(STATED PROBLEM) Copy, from the entries below, each line where the word "with" can be found.

-- Start of DATA SUPPLIED --

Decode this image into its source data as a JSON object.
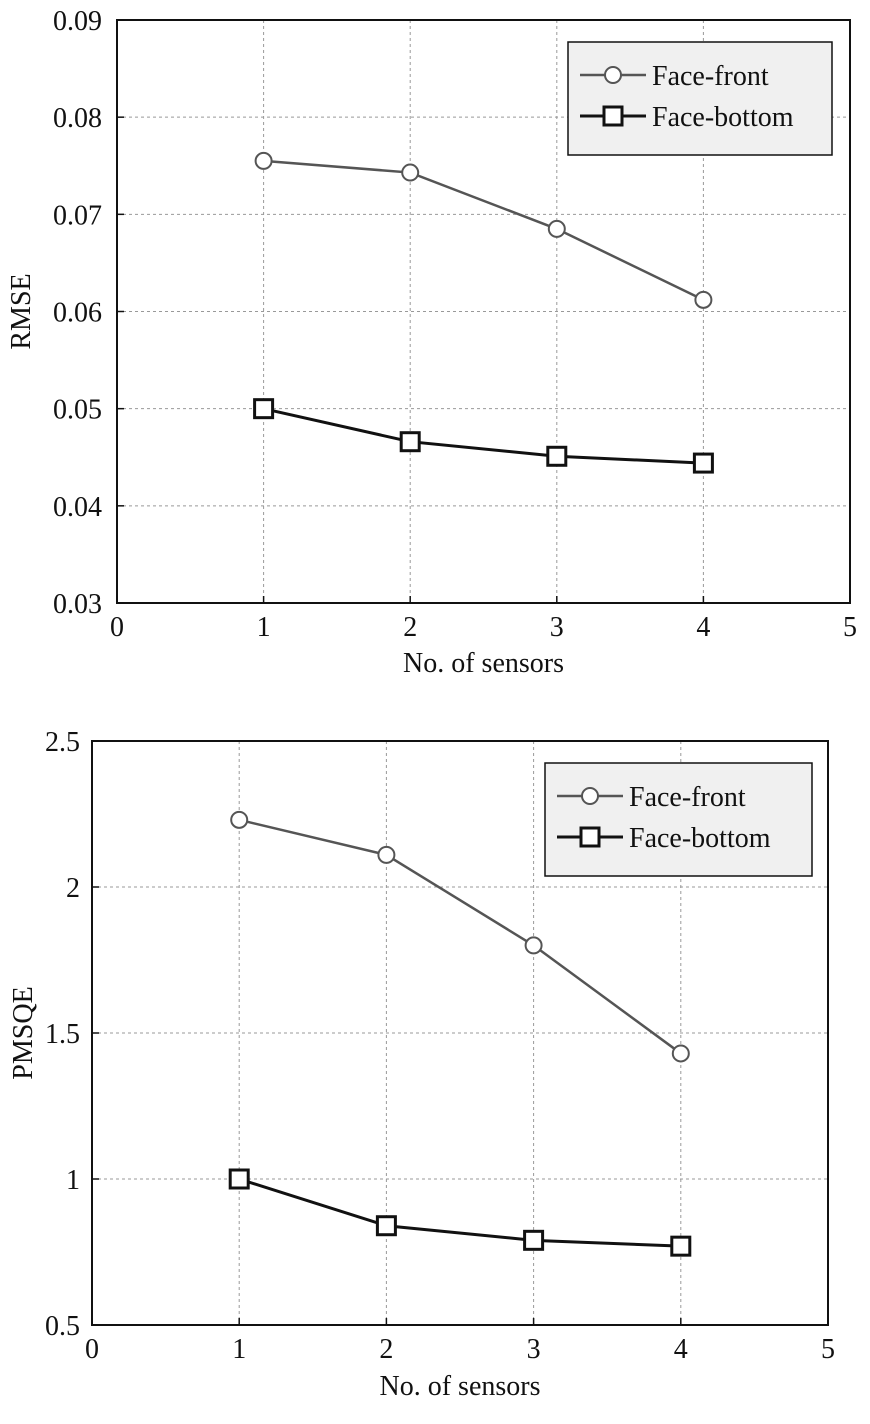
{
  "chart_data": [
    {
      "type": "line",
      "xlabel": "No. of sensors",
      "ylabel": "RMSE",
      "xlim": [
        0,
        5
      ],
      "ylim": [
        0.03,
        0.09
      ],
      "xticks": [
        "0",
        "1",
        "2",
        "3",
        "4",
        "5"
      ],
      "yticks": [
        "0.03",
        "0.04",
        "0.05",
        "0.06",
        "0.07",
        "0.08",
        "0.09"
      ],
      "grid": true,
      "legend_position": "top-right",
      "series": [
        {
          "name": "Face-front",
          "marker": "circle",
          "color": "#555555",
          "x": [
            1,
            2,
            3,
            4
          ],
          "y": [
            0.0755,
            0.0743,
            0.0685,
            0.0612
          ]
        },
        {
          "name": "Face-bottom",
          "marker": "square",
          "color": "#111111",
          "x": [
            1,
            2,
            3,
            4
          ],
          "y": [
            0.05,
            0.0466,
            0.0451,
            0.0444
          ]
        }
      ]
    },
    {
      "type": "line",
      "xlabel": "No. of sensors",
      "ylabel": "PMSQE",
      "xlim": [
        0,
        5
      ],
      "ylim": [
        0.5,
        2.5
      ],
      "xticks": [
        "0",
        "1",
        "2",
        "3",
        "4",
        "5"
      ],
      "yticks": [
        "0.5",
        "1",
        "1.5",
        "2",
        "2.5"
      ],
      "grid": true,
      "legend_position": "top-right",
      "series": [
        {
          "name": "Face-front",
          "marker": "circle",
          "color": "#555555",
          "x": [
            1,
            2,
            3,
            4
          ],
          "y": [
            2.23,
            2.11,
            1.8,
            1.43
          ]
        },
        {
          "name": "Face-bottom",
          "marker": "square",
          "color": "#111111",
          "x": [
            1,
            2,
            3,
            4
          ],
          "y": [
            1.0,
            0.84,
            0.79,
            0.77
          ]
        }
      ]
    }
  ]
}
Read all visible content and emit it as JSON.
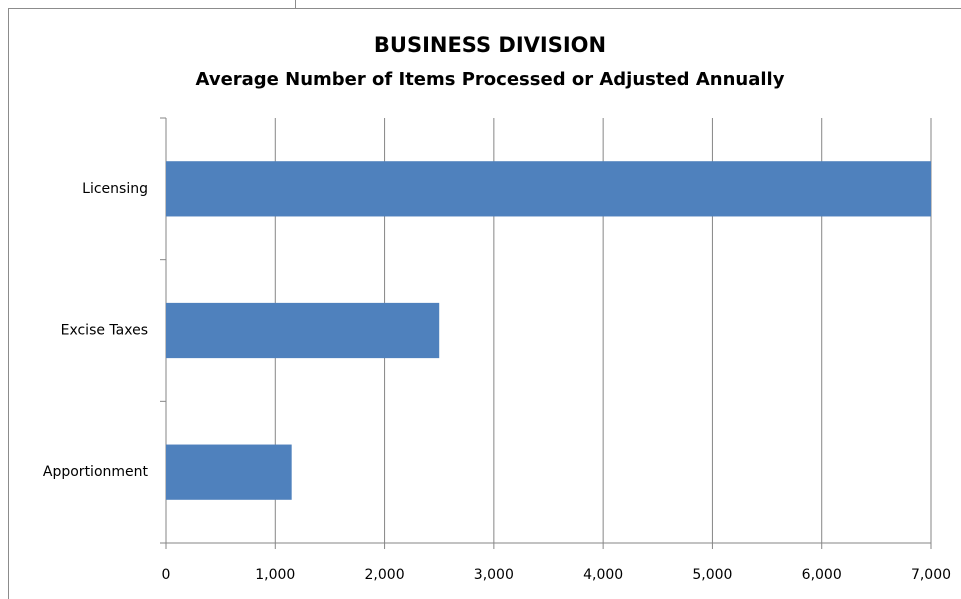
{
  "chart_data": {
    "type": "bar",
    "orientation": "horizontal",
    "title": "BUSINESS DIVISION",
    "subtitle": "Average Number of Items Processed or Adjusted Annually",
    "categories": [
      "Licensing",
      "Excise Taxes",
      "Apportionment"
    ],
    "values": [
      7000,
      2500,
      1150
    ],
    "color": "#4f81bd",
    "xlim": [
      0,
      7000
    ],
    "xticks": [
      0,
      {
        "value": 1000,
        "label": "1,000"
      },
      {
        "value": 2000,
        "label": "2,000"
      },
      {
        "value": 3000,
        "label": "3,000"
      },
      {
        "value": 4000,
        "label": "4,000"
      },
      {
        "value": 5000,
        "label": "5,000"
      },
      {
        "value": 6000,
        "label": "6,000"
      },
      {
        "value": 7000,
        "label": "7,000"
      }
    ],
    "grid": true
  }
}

-- End of DATA SUPPLIED --
-- Start of DATA SUPPLIED --

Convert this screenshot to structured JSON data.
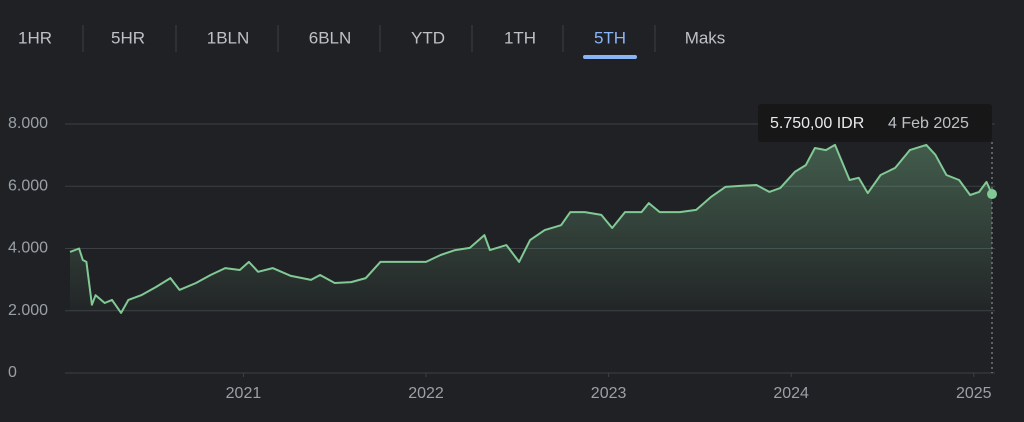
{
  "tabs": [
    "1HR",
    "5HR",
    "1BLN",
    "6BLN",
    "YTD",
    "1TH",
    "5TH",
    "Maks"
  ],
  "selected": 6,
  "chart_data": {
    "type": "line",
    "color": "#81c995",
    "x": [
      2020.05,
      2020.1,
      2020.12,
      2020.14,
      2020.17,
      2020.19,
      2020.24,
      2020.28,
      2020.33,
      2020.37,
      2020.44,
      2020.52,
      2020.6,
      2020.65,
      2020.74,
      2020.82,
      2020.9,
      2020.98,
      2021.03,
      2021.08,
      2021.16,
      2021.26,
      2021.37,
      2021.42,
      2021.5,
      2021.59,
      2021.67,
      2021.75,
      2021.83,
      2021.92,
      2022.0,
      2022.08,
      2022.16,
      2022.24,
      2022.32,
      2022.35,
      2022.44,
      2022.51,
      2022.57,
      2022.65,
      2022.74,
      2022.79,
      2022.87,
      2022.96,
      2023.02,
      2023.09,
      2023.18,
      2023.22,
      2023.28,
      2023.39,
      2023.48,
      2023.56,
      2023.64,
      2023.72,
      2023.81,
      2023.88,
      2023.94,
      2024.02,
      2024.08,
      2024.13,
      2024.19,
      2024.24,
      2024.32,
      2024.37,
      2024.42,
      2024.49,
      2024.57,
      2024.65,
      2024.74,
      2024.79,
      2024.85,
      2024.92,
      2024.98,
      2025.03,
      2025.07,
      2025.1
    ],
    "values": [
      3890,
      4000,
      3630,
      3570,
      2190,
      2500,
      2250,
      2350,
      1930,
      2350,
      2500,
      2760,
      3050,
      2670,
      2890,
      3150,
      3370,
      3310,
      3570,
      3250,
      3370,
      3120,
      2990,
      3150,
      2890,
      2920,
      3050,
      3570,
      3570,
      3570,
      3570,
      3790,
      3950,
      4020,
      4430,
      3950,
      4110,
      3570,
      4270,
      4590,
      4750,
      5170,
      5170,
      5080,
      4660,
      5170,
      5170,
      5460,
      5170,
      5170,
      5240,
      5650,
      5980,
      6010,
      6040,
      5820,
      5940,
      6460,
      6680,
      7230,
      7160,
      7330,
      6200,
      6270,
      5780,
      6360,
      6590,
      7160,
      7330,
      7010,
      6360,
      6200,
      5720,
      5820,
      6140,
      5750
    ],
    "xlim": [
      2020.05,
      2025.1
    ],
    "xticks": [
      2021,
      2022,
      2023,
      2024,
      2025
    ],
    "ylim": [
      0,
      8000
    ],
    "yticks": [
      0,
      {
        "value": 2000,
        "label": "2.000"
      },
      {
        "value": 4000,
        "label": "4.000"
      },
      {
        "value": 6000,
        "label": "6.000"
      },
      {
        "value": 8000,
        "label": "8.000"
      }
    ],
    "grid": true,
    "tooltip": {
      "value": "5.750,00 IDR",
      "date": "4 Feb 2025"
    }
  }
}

-- End of DATA SUPPLIED --
-- Start of DATA SUPPLIED --

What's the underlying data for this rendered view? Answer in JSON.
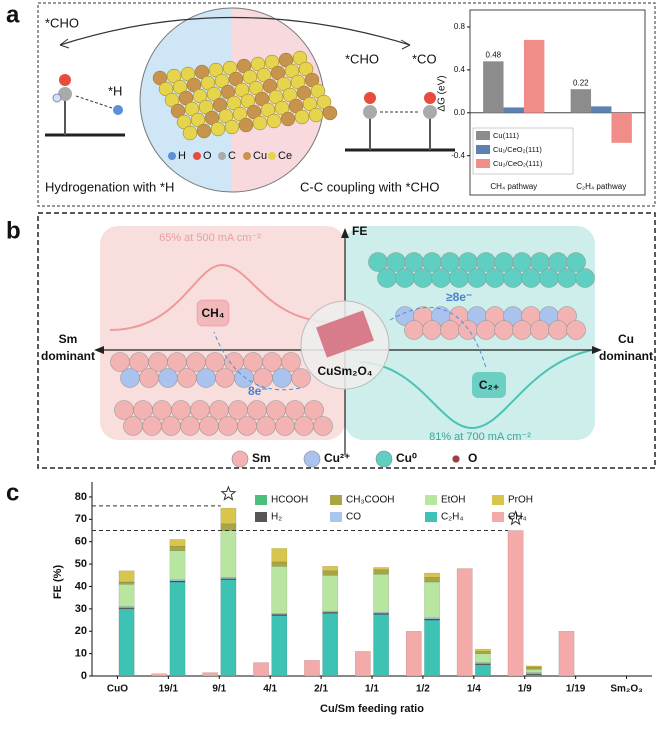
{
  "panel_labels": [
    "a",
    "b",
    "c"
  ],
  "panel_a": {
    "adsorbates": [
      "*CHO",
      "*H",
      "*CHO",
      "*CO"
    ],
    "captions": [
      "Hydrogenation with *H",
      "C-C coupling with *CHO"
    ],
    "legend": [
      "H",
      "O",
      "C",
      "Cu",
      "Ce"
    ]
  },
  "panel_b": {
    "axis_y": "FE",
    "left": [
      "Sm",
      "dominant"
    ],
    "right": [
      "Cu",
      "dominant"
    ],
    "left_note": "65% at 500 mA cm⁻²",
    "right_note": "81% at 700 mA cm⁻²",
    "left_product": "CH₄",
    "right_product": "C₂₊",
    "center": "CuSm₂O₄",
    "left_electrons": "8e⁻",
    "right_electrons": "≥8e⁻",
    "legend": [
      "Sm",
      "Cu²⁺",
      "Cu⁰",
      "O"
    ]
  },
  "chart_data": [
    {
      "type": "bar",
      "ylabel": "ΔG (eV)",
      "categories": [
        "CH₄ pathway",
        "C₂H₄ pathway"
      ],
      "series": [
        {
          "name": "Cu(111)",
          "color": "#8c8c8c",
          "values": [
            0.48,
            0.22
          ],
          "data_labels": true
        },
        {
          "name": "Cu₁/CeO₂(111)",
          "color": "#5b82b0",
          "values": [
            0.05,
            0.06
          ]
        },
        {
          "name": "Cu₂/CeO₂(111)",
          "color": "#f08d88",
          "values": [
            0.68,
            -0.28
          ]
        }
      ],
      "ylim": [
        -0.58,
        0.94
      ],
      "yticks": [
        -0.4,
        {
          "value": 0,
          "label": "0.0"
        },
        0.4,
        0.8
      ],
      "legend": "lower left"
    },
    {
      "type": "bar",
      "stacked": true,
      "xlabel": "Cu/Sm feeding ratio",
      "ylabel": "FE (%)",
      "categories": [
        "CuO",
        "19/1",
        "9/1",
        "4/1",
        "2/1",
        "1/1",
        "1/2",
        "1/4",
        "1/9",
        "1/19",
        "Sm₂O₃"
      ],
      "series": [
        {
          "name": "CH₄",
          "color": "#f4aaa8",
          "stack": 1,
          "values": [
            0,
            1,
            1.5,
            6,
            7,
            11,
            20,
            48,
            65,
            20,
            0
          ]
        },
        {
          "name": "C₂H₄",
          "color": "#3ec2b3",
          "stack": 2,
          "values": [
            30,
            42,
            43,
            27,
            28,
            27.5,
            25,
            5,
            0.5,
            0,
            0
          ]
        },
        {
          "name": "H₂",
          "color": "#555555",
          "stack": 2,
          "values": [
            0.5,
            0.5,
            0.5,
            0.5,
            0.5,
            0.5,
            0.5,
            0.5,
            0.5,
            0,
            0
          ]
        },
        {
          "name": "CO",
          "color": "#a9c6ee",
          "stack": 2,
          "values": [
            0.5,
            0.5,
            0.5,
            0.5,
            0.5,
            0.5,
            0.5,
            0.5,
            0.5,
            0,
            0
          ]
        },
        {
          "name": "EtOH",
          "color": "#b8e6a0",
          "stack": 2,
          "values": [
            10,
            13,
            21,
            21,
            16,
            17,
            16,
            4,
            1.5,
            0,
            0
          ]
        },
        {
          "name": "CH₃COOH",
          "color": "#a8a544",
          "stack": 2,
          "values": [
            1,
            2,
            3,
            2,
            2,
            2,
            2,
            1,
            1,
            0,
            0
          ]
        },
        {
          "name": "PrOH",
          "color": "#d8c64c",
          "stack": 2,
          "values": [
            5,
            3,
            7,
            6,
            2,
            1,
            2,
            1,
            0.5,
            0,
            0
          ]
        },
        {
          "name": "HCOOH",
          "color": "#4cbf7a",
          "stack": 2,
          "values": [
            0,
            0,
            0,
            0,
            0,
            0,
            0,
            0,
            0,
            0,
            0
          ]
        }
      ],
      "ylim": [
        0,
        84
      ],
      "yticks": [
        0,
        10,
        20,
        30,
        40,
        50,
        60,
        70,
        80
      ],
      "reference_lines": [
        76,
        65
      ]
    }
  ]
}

-- End of DATA SUPPLIED --

(EXERCISE ANSWER)
      "Hydrogenation with *H",
      "C-C coupling with *CHO"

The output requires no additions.